* YOUR OBJECTIVE
Copy every line in the records below that contains the word "지급처명".

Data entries
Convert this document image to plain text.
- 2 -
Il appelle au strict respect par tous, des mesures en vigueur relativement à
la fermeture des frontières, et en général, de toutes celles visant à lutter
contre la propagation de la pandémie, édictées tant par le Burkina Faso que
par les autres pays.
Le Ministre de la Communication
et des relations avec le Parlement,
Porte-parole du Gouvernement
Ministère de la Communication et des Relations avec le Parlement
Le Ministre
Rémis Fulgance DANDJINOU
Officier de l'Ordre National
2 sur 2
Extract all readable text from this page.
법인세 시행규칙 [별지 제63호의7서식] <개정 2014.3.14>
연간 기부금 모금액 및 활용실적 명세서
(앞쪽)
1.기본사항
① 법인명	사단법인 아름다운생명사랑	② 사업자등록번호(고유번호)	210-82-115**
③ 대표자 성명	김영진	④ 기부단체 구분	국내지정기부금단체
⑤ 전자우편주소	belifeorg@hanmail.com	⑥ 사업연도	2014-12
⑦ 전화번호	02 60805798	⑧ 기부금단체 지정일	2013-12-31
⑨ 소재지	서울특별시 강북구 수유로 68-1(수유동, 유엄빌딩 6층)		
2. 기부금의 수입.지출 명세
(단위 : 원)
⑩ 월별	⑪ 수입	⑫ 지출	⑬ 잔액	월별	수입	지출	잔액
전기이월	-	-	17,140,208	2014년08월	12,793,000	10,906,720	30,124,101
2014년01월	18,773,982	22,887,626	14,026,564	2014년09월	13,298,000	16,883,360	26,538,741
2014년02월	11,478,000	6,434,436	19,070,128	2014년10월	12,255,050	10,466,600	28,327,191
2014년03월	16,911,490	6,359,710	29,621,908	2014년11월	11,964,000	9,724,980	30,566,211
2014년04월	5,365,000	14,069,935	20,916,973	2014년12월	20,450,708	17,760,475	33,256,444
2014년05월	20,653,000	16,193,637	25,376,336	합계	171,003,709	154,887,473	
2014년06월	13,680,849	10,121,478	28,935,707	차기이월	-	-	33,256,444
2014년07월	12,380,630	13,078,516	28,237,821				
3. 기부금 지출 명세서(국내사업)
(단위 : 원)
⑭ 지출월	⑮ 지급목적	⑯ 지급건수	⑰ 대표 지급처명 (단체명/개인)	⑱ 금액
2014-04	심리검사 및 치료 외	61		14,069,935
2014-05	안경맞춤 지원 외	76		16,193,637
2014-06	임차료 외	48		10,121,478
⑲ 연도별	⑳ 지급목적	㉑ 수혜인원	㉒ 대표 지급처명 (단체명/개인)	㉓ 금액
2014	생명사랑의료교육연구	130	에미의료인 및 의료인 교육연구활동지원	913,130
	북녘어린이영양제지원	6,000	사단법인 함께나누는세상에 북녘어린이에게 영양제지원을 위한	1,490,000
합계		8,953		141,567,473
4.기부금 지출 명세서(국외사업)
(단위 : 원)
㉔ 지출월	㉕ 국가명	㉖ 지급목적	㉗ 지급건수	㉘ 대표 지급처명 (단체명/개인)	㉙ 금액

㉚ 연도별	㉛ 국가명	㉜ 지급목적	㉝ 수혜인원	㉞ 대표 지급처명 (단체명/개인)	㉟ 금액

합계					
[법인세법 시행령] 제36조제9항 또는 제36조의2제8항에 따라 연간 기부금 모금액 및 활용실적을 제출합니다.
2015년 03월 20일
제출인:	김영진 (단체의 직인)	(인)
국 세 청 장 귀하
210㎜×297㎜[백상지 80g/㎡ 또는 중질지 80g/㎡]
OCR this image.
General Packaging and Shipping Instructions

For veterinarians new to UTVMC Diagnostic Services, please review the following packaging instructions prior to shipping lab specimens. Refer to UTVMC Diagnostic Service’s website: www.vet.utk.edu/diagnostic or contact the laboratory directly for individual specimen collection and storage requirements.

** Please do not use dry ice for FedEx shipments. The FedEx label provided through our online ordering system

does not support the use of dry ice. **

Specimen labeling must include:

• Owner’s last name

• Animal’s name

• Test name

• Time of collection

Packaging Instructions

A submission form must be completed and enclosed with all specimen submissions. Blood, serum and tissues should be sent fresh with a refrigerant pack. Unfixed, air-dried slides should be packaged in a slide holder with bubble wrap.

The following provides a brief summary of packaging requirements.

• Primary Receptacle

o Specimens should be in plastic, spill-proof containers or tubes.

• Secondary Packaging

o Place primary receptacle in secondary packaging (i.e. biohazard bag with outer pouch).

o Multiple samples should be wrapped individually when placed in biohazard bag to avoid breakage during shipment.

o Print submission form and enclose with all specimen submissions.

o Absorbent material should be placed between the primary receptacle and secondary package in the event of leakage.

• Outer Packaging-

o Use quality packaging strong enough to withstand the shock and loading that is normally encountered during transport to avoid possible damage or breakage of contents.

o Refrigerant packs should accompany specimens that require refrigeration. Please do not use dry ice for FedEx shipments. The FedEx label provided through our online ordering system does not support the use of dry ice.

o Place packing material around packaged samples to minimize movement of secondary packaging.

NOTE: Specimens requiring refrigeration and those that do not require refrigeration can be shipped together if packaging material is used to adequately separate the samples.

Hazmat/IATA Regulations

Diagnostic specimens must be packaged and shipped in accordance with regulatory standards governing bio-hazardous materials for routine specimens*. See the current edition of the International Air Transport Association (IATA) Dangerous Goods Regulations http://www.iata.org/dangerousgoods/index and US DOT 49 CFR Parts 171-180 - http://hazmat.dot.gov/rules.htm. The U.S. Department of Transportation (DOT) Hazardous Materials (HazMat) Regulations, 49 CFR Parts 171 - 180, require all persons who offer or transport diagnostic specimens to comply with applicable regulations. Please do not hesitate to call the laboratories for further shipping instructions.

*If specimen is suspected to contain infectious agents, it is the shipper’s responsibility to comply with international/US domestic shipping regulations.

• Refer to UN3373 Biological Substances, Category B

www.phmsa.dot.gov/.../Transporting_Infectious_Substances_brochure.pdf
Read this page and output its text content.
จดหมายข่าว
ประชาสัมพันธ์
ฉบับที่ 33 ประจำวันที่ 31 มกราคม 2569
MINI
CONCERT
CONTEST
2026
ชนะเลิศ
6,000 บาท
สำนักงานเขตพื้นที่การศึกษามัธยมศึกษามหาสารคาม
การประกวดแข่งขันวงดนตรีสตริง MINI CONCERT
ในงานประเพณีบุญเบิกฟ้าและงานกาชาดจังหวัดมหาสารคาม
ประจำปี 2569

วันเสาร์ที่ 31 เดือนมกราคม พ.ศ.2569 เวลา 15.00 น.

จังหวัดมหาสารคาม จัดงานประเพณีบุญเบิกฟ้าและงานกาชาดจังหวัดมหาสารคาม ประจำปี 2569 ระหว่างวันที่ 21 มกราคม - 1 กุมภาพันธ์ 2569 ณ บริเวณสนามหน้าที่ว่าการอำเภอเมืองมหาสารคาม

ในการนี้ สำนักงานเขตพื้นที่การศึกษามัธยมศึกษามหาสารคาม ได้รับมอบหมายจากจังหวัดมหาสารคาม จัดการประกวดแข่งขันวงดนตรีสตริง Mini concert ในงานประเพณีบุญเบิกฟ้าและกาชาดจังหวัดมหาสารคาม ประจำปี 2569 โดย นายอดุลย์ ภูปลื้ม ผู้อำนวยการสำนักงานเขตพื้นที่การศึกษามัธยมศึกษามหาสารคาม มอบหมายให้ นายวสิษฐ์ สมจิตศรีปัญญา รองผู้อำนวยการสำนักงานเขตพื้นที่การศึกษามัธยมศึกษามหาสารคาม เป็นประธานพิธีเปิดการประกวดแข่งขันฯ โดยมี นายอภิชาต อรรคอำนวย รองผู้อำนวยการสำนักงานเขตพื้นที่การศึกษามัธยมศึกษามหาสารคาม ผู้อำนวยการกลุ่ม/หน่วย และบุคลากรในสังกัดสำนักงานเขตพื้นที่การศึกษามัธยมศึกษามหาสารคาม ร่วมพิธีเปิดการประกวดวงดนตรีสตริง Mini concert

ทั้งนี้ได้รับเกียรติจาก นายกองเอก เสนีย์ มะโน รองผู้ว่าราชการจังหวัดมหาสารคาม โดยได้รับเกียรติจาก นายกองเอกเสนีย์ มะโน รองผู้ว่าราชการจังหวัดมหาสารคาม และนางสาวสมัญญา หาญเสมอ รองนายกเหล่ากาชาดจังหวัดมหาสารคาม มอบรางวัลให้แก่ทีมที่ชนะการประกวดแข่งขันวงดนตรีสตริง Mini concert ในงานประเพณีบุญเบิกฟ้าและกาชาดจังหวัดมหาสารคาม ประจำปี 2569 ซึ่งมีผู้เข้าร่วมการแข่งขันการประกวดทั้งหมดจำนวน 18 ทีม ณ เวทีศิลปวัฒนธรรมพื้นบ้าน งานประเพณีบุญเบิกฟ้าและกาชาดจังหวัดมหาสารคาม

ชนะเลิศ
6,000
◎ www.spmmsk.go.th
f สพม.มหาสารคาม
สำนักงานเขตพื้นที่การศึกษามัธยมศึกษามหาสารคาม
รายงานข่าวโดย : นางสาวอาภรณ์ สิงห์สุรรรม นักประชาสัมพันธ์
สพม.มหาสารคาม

* CORRECT RESULT
⑭ 지출월	⑮ 지급목적	⑯ 지급건수	⑰ 대표 지급처명 (단체명/개인)	⑱ 금액
⑲ 연도별	⑳ 지급목적	㉑ 수혜인원	㉒ 대표 지급처명 (단체명/개인)	㉓ 금액
㉔ 지출월	㉕ 국가명	㉖ 지급목적	㉗ 지급건수	㉘ 대표 지급처명 (단체명/개인)	㉙ 금액
㉚ 연도별	㉛ 국가명	㉜ 지급목적	㉝ 수혜인원	㉞ 대표 지급처명 (단체명/개인)	㉟ 금액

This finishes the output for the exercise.